[Data extracted from a collection]
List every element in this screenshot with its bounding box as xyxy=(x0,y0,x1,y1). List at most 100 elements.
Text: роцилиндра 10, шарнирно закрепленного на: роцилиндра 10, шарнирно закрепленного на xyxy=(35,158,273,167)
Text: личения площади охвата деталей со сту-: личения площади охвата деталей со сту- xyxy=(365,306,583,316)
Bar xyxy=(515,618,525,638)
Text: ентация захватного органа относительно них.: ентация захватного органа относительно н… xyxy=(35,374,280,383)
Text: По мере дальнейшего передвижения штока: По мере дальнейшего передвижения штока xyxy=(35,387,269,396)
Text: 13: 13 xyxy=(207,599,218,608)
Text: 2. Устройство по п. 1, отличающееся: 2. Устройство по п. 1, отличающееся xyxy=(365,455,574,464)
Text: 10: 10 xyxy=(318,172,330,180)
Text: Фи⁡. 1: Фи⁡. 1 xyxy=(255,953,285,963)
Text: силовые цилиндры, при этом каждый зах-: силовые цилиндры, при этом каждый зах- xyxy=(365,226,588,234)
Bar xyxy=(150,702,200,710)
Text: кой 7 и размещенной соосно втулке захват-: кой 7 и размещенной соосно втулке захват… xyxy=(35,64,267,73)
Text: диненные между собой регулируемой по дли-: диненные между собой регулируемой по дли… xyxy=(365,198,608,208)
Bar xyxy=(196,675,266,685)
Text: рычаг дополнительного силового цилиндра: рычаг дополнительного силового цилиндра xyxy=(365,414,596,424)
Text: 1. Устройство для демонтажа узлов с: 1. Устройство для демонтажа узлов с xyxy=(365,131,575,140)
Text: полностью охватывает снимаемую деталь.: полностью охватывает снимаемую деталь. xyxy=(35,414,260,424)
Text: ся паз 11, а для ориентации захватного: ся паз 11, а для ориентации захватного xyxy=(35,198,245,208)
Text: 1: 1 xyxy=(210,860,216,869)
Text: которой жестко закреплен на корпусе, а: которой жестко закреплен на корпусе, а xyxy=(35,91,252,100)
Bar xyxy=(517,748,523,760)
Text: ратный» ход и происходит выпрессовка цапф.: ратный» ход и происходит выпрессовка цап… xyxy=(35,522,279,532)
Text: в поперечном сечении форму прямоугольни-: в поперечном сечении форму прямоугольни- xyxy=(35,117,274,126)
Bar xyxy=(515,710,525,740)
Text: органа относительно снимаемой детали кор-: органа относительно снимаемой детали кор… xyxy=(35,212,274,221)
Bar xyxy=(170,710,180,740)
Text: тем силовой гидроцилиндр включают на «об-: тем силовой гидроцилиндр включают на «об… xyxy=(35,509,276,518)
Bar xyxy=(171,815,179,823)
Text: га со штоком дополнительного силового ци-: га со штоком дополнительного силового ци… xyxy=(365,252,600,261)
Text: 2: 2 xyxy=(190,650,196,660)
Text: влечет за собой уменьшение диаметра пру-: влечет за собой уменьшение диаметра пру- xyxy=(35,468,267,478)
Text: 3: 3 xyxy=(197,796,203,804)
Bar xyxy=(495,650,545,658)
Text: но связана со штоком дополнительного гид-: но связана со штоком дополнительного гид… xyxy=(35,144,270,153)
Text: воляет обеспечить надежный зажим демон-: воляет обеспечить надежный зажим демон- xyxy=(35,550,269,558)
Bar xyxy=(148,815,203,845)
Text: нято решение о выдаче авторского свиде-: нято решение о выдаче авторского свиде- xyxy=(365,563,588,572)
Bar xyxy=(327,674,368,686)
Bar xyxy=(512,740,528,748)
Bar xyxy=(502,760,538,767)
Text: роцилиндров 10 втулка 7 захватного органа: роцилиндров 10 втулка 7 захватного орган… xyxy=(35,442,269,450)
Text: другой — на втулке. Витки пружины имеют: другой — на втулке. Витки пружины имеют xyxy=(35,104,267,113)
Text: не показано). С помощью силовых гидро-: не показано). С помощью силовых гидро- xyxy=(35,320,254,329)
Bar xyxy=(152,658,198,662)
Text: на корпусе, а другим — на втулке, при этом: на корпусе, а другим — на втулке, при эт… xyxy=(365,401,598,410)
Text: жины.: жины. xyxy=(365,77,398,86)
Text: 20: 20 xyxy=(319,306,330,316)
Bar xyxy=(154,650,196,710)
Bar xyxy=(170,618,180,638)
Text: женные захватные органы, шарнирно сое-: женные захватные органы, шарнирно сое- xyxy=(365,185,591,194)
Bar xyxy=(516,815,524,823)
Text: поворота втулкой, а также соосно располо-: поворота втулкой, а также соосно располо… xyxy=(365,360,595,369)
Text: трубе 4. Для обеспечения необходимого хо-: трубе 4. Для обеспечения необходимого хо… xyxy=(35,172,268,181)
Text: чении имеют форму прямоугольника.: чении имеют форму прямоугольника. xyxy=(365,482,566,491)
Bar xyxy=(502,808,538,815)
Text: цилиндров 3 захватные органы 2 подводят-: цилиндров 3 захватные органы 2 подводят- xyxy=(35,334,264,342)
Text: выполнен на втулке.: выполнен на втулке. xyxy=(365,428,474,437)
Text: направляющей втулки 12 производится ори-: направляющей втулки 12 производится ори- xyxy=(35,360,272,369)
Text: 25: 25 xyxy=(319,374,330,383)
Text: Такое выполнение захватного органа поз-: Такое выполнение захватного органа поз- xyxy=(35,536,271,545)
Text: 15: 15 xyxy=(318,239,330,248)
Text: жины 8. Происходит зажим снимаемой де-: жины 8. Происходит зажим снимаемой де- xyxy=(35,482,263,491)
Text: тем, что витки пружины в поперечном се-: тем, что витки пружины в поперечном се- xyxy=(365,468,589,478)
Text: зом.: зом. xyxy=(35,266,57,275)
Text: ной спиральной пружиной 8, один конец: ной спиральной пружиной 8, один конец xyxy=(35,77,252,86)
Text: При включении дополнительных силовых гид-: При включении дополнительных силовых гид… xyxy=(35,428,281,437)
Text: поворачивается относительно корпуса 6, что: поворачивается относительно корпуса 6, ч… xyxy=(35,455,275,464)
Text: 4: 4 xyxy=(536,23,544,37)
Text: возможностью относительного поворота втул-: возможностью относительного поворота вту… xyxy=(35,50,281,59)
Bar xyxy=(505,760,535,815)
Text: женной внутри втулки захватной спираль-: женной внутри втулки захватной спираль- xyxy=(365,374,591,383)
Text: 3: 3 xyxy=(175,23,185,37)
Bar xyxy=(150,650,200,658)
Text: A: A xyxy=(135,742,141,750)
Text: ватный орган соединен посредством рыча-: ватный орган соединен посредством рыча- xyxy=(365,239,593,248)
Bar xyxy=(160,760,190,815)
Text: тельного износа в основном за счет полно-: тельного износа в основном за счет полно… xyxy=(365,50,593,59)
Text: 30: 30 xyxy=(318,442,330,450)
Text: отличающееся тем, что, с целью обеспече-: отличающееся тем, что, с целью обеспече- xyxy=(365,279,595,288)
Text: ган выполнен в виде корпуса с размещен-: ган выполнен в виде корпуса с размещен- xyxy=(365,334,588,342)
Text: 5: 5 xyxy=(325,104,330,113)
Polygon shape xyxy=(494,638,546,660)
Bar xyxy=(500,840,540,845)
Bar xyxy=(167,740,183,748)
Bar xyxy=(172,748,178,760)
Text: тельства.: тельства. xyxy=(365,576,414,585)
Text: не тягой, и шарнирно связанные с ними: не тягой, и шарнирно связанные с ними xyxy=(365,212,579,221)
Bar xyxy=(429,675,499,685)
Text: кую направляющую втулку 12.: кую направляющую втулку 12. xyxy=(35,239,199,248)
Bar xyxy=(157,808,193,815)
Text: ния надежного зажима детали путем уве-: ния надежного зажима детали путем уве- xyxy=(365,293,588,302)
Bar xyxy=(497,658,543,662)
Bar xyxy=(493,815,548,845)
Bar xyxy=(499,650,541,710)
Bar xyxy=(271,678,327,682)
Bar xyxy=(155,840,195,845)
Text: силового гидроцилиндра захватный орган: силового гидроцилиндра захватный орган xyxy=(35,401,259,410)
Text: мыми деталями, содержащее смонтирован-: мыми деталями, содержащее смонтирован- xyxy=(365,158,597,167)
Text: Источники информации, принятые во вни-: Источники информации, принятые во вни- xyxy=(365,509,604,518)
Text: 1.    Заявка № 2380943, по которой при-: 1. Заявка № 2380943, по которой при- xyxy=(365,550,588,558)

### Set exercise
Edit the data from its first line up to and including the line with "Bar xyxy=(517,748,523,760)", replacing "Bar" with "Rectangle" and keeping everything else unchanged.

### Exercise output
List every element in this screenshot with its bounding box as xyxy=(x0,y0,x1,y1). List at most 100 elements.
Text: роцилиндра 10, шарнирно закрепленного на: роцилиндра 10, шарнирно закрепленного на xyxy=(35,158,273,167)
Text: личения площади охвата деталей со сту-: личения площади охвата деталей со сту- xyxy=(365,306,583,316)
Rectangle xyxy=(515,618,525,638)
Text: ентация захватного органа относительно них.: ентация захватного органа относительно н… xyxy=(35,374,280,383)
Text: По мере дальнейшего передвижения штока: По мере дальнейшего передвижения штока xyxy=(35,387,269,396)
Text: 13: 13 xyxy=(207,599,218,608)
Text: 2. Устройство по п. 1, отличающееся: 2. Устройство по п. 1, отличающееся xyxy=(365,455,574,464)
Text: 10: 10 xyxy=(318,172,330,180)
Text: Фи⁡. 1: Фи⁡. 1 xyxy=(255,953,285,963)
Text: силовые цилиндры, при этом каждый зах-: силовые цилиндры, при этом каждый зах- xyxy=(365,226,588,234)
Rectangle xyxy=(150,702,200,710)
Text: кой 7 и размещенной соосно втулке захват-: кой 7 и размещенной соосно втулке захват… xyxy=(35,64,267,73)
Text: диненные между собой регулируемой по дли-: диненные между собой регулируемой по дли… xyxy=(365,198,608,208)
Rectangle xyxy=(196,675,266,685)
Text: рычаг дополнительного силового цилиндра: рычаг дополнительного силового цилиндра xyxy=(365,414,596,424)
Text: 1. Устройство для демонтажа узлов с: 1. Устройство для демонтажа узлов с xyxy=(365,131,575,140)
Text: полностью охватывает снимаемую деталь.: полностью охватывает снимаемую деталь. xyxy=(35,414,260,424)
Text: ся паз 11, а для ориентации захватного: ся паз 11, а для ориентации захватного xyxy=(35,198,245,208)
Text: 1: 1 xyxy=(210,860,216,869)
Text: которой жестко закреплен на корпусе, а: которой жестко закреплен на корпусе, а xyxy=(35,91,252,100)
Rectangle xyxy=(517,748,523,760)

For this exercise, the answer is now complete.